下面我们看一下文件分块操作,writeSplits方法的实现文件分块如下:

private int writeSplits(org.apache.hadoop.mapreduce.JobContext job,  
    Path jobSubmitDir) throws IOException,  
    InterruptedException, ClassNotFoundException {  
  JobConf jConf = (JobConf)job.getConfiguration();  
  int maps;  
  if (jConf.getUseNewMapper()) {  
    maps = writeNewSplits(job, jobSubmitDir);  
  } else {  
    maps = writeOldSplits(jConf, jobSubmitDir);  
  }  
  return maps;  
}

使用的是新的mapreduce API,所以最终会调用writeNewSplits方法。writeNewSplits的实现如下:

@SuppressWarnings("unchecked")
private <T extends InputSplit>
int writeNewSplits(JobContext job, Path jobSubmitDir) throws IOException,
        InterruptedException, ClassNotFoundException {
    Configuration conf = job.getConfiguration();
    InputFormat<?, ?> input =
            ReflectionUtils.newInstance(job.getInputFormatClass(), conf);
    // 通过分块方法getSplits分块
    List<InputSplit> splits = input.getSplits(job);
    T[] array = (T[]) splits.toArray(new InputSplit[splits.size()]);

    // 分块后排序,先执行最大的块
    Arrays.sort(array, new SplitComparator());
    JobSplitWriter.createSplitFiles(jobSubmitDir, conf,
            jobSubmitDir.getFileSystem(conf), array);
    return array.length;
}

writeNewSplits方法中,划分任务数量最关键的代码即为InputFormat的getSplits方法(提示:这里是个静态方法,大家可以直接通过此处的调用,查看不同InputFormat的划分任务实现)。此时的InputFormat即为FileOutputFormat,其getSplits方法的实现如下:

/** 
   * Generate the list of files and make them into FileSplits.

所给行:
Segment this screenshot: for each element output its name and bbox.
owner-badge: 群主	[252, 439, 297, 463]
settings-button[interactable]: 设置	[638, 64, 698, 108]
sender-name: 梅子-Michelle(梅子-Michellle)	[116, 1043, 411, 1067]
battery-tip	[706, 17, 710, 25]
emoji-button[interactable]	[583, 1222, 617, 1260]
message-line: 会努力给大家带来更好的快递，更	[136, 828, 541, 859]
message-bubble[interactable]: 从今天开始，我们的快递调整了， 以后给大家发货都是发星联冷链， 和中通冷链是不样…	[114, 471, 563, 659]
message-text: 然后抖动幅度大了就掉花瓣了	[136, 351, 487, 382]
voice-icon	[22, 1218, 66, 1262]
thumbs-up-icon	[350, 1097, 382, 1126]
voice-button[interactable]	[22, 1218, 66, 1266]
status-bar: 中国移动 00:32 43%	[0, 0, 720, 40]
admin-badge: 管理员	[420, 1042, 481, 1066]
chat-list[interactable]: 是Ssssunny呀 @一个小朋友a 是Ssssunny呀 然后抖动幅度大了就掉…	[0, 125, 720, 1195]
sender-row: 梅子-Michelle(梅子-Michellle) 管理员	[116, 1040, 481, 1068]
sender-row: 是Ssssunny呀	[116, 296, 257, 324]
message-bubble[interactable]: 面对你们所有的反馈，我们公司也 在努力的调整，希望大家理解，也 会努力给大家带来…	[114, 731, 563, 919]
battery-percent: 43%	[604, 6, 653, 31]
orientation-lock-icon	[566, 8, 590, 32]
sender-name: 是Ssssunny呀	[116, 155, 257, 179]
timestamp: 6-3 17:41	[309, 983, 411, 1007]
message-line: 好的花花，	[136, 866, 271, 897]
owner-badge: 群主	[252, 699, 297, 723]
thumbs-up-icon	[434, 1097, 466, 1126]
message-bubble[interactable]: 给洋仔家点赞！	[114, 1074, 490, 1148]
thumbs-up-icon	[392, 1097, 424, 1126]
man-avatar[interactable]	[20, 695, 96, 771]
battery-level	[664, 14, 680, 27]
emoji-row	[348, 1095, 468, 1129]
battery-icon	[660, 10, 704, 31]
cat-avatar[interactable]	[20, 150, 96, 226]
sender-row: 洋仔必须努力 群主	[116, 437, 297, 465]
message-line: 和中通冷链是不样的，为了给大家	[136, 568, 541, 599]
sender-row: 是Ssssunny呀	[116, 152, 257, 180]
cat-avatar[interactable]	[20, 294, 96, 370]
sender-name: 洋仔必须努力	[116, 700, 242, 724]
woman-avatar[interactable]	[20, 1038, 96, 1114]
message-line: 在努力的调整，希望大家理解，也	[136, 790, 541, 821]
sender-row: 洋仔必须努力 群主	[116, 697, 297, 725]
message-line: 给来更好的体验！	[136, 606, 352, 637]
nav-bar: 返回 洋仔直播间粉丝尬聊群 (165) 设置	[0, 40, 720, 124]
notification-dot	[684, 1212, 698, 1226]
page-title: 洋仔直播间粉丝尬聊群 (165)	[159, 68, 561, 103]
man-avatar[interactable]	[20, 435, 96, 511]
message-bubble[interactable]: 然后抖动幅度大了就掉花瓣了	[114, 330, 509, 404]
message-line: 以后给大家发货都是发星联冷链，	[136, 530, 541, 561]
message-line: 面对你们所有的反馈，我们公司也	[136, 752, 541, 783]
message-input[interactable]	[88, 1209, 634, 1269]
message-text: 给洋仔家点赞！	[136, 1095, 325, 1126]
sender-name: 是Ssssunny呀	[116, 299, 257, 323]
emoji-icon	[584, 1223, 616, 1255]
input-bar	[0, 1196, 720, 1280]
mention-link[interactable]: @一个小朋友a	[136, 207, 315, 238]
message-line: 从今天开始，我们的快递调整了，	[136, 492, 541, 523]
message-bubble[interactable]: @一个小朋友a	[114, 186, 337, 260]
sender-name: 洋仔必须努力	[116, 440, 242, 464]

题目:
能否摘录关于Hadoop文件分块的节选中从“writeNewSplits方法中,划分”到“them into FileSplits.”之间的原文，首尾两处也包括在内？

输出结果:
writeNewSplits方法中,划分任务数量最关键的代码即为InputFormat的getSplits方法(提示:这里是个静态方法,大家可以直接通过此处的调用,查看不同InputFormat的划分任务实现)。此时的InputFormat即为FileOutputFormat,其getSplits方法的实现如下:

/** 
   * Generate the list of files and make them into FileSplits.